THE REQUEST: Provide an exact reproduction of every entry.
>> START GIVEN DATA
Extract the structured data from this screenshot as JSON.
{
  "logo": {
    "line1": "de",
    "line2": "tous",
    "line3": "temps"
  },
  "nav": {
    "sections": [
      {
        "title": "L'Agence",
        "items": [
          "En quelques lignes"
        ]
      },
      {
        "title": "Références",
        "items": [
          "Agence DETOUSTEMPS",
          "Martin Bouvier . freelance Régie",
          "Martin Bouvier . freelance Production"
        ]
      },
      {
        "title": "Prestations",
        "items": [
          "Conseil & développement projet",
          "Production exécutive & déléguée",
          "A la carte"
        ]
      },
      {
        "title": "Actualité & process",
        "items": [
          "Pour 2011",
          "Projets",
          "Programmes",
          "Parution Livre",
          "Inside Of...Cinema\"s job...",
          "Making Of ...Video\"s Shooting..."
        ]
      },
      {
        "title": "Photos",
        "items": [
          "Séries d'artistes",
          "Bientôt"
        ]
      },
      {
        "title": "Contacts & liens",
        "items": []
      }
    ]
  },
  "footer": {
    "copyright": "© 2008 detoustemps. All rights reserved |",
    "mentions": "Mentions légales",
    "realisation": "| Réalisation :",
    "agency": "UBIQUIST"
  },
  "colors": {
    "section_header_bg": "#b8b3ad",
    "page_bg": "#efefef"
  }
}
>> END GIVEN DATA
ANSWER TO THE TASK:
Extract the structured data from this screenshot as JSON.
{
  "logo": {
    "line1": "de",
    "line2": "tous",
    "line3": "temps"
  },
  "nav": {
    "sections": [
      {
        "title": "L'Agence",
        "items": [
          "En quelques lignes"
        ]
      },
      {
        "title": "Références",
        "items": [
          "Agence DETOUSTEMPS",
          "Martin Bouvier . freelance Régie",
          "Martin Bouvier . freelance Production"
        ]
      },
      {
        "title": "Prestations",
        "items": [
          "Conseil & développement projet",
          "Production exécutive & déléguée",
          "A la carte"
        ]
      },
      {
        "title": "Actualité & process",
        "items": [
          "Pour 2011",
          "Projets",
          "Programmes",
          "Parution Livre",
          "Inside Of...Cinema\"s job...",
          "Making Of ...Video\"s Shooting..."
        ]
      },
      {
        "title": "Photos",
        "items": [
          "Séries d'artistes",
          "Bientôt"
        ]
      },
      {
        "title": "Contacts & liens",
        "items": []
      }
    ]
  },
  "footer": {
    "copyright": "© 2008 detoustemps. All rights reserved |",
    "mentions": "Mentions légales",
    "realisation": "| Réalisation :",
    "agency": "UBIQUIST"
  },
  "colors": {
    "section_header_bg": "#b8b3ad",
    "page_bg": "#efefef"
  }
}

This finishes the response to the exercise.